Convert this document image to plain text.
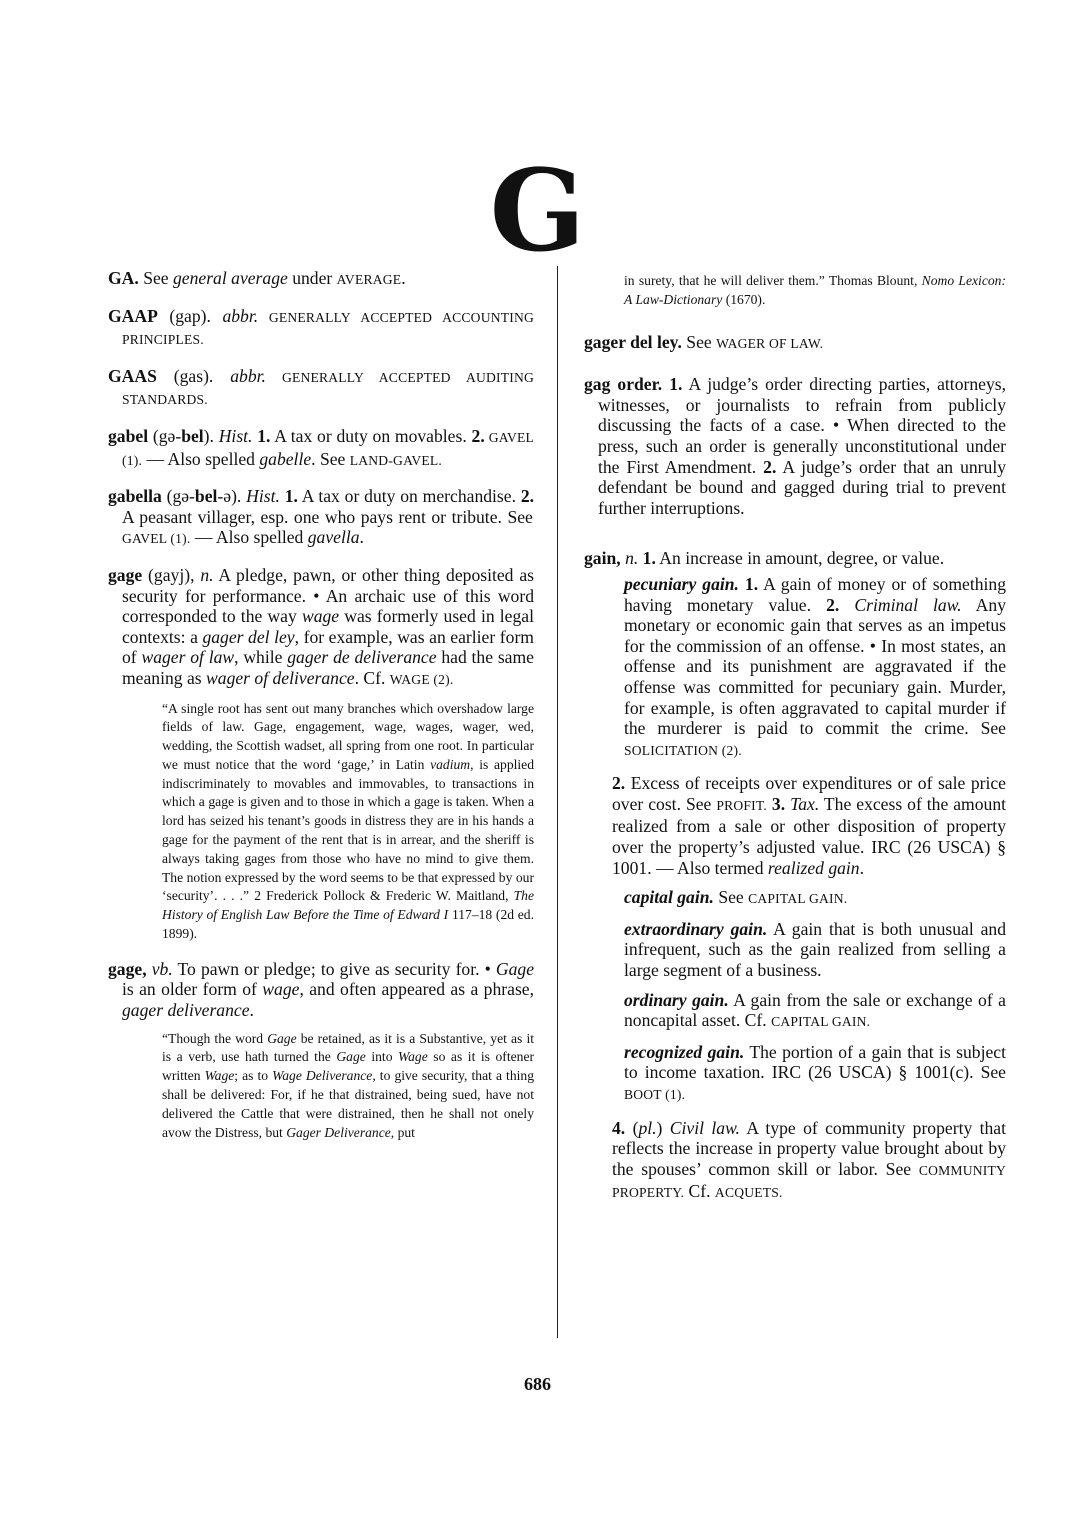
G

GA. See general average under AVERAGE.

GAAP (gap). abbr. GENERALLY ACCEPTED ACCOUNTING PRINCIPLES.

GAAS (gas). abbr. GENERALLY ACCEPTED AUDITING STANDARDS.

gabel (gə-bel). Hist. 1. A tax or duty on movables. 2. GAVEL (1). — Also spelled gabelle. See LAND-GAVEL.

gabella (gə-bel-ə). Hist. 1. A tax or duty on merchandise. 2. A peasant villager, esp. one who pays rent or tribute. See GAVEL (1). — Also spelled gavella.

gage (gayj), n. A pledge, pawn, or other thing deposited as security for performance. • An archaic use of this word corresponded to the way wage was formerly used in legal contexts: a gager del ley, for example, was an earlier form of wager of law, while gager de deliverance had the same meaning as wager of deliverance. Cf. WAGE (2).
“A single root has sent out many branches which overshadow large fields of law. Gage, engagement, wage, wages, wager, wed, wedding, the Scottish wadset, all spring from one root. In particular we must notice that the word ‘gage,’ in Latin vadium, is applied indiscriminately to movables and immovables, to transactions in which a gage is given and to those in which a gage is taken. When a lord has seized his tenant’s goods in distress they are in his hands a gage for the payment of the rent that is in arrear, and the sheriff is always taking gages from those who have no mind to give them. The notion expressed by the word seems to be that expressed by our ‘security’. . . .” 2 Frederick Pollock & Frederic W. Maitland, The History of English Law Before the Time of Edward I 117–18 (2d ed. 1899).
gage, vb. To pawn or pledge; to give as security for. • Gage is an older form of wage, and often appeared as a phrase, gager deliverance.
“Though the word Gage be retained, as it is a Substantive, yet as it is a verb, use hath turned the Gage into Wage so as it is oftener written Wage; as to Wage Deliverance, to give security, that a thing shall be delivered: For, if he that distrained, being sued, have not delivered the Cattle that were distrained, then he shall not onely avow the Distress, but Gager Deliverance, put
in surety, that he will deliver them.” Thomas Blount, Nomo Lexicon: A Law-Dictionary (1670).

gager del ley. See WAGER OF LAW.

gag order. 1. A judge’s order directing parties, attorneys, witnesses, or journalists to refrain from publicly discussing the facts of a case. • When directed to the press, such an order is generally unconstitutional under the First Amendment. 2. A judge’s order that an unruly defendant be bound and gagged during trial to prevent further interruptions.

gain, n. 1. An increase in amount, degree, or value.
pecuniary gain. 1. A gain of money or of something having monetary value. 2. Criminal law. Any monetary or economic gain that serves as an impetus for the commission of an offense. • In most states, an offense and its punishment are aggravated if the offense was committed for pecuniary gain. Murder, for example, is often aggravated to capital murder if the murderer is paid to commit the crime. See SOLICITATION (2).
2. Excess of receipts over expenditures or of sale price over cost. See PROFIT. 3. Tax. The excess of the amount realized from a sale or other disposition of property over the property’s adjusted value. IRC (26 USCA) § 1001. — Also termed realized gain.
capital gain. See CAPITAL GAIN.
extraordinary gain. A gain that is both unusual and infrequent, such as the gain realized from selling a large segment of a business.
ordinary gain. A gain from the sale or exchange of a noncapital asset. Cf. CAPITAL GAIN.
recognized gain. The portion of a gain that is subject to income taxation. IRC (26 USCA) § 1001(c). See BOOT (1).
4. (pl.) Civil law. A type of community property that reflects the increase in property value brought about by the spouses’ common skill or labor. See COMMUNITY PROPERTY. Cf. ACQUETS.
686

----------

__WHAT YOU WILL DO__.
Return the listing above word for word, with the pictures removed.

__EXERCISE RESPONSE__.
Convert this document image to plain text.
G

GA. See general average under AVERAGE.

GAAP (gap). abbr. GENERALLY ACCEPTED ACCOUNTING PRINCIPLES.

GAAS (gas). abbr. GENERALLY ACCEPTED AUDITING STANDARDS.

gabel (gə-bel). Hist. 1. A tax or duty on movables. 2. GAVEL (1). — Also spelled gabelle. See LAND-GAVEL.

gabella (gə-bel-ə). Hist. 1. A tax or duty on merchandise. 2. A peasant villager, esp. one who pays rent or tribute. See GAVEL (1). — Also spelled gavella.

gage (gayj), n. A pledge, pawn, or other thing deposited as security for performance. • An archaic use of this word corresponded to the way wage was formerly used in legal contexts: a gager del ley, for example, was an earlier form of wager of law, while gager de deliverance had the same meaning as wager of deliverance. Cf. WAGE (2).
“A single root has sent out many branches which overshadow large fields of law. Gage, engagement, wage, wages, wager, wed, wedding, the Scottish wadset, all spring from one root. In particular we must notice that the word ‘gage,’ in Latin vadium, is applied indiscriminately to movables and immovables, to transactions in which a gage is given and to those in which a gage is taken. When a lord has seized his tenant’s goods in distress they are in his hands a gage for the payment of the rent that is in arrear, and the sheriff is always taking gages from those who have no mind to give them. The notion expressed by the word seems to be that expressed by our ‘security’. . . .” 2 Frederick Pollock & Frederic W. Maitland, The History of English Law Before the Time of Edward I 117–18 (2d ed. 1899).
gage, vb. To pawn or pledge; to give as security for. • Gage is an older form of wage, and often appeared as a phrase, gager deliverance.
“Though the word Gage be retained, as it is a Substantive, yet as it is a verb, use hath turned the Gage into Wage so as it is oftener written Wage; as to Wage Deliverance, to give security, that a thing shall be delivered: For, if he that distrained, being sued, have not delivered the Cattle that were distrained, then he shall not onely avow the Distress, but Gager Deliverance, put
in surety, that he will deliver them.” Thomas Blount, Nomo Lexicon: A Law-Dictionary (1670).

gager del ley. See WAGER OF LAW.

gag order. 1. A judge’s order directing parties, attorneys, witnesses, or journalists to refrain from publicly discussing the facts of a case. • When directed to the press, such an order is generally unconstitutional under the First Amendment. 2. A judge’s order that an unruly defendant be bound and gagged during trial to prevent further interruptions.

gain, n. 1. An increase in amount, degree, or value.
pecuniary gain. 1. A gain of money or of something having monetary value. 2. Criminal law. Any monetary or economic gain that serves as an impetus for the commission of an offense. • In most states, an offense and its punishment are aggravated if the offense was committed for pecuniary gain. Murder, for example, is often aggravated to capital murder if the murderer is paid to commit the crime. See SOLICITATION (2).
2. Excess of receipts over expenditures or of sale price over cost. See PROFIT. 3. Tax. The excess of the amount realized from a sale or other disposition of property over the property’s adjusted value. IRC (26 USCA) § 1001. — Also termed realized gain.
capital gain. See CAPITAL GAIN.
extraordinary gain. A gain that is both unusual and infrequent, such as the gain realized from selling a large segment of a business.
ordinary gain. A gain from the sale or exchange of a noncapital asset. Cf. CAPITAL GAIN.
recognized gain. The portion of a gain that is subject to income taxation. IRC (26 USCA) § 1001(c). See BOOT (1).
4. (pl.) Civil law. A type of community property that reflects the increase in property value brought about by the spouses’ common skill or labor. See COMMUNITY PROPERTY. Cf. ACQUETS.
686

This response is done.